▸ **TASK DETAILS**:
Repeat the material below word for word and leave out all pictures.

[start of INFORMATION SHOWN]

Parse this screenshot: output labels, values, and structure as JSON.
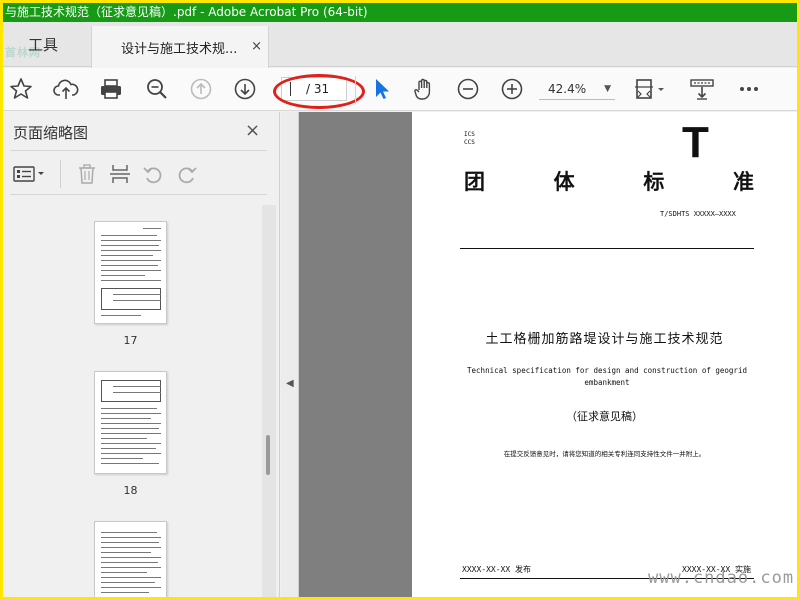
{
  "window": {
    "title": "与施工技术规范（征求意见稿）.pdf - Adobe Acrobat Pro (64-bit)",
    "watermark_logo": "首林网"
  },
  "tabs": {
    "tools_label": "工具",
    "document_label": "设计与施工技术规...",
    "close_symbol": "×"
  },
  "toolbar": {
    "page_total": "/ 31",
    "zoom_value": "42.4%"
  },
  "left_panel": {
    "title": "页面缩略图",
    "close_symbol": "×",
    "thumbnails": [
      {
        "label": "17"
      },
      {
        "label": "18"
      }
    ]
  },
  "page": {
    "ics_line1": "ICS",
    "ics_line2": "CCS",
    "big_letter": "T",
    "std_title_chars": [
      "团",
      "体",
      "标",
      "准"
    ],
    "std_code": "T/SDHTS XXXXX—XXXX",
    "cn_title": "土工格栅加筋路堤设计与施工技术规范",
    "en_title": "Technical specification for design and construction of geogrid embankment",
    "draft_label": "（征求意见稿）",
    "note": "在提交反馈意见时，请将您知道的相关专利连同支持性文件一并附上。",
    "publish": "XXXX-XX-XX 发布",
    "implement": "XXXX-XX-XX 实施"
  },
  "site_watermark": "www.cndao.com",
  "colors": {
    "titlebar": "#179b17",
    "border_yellow": "#ffe700",
    "annotation_red": "#e0201b",
    "cursor_blue": "#1473e6"
  }
}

[end of INFORMATION SHOWN]

▸ **OUTPUT OF THE TASK**:
Parse this screenshot: output labels, values, and structure as JSON.
{
  "window": {
    "title": "与施工技术规范（征求意见稿）.pdf - Adobe Acrobat Pro (64-bit)",
    "watermark_logo": "首林网"
  },
  "tabs": {
    "tools_label": "工具",
    "document_label": "设计与施工技术规...",
    "close_symbol": "×"
  },
  "toolbar": {
    "page_total": "/ 31",
    "zoom_value": "42.4%"
  },
  "left_panel": {
    "title": "页面缩略图",
    "close_symbol": "×",
    "thumbnails": [
      {
        "label": "17"
      },
      {
        "label": "18"
      }
    ]
  },
  "page": {
    "ics_line1": "ICS",
    "ics_line2": "CCS",
    "big_letter": "T",
    "std_title_chars": [
      "团",
      "体",
      "标",
      "准"
    ],
    "std_code": "T/SDHTS XXXXX—XXXX",
    "cn_title": "土工格栅加筋路堤设计与施工技术规范",
    "en_title": "Technical specification for design and construction of geogrid embankment",
    "draft_label": "（征求意见稿）",
    "note": "在提交反馈意见时，请将您知道的相关专利连同支持性文件一并附上。",
    "publish": "XXXX-XX-XX 发布",
    "implement": "XXXX-XX-XX 实施"
  },
  "site_watermark": "www.cndao.com",
  "colors": {
    "titlebar": "#179b17",
    "border_yellow": "#ffe700",
    "annotation_red": "#e0201b",
    "cursor_blue": "#1473e6"
  }
}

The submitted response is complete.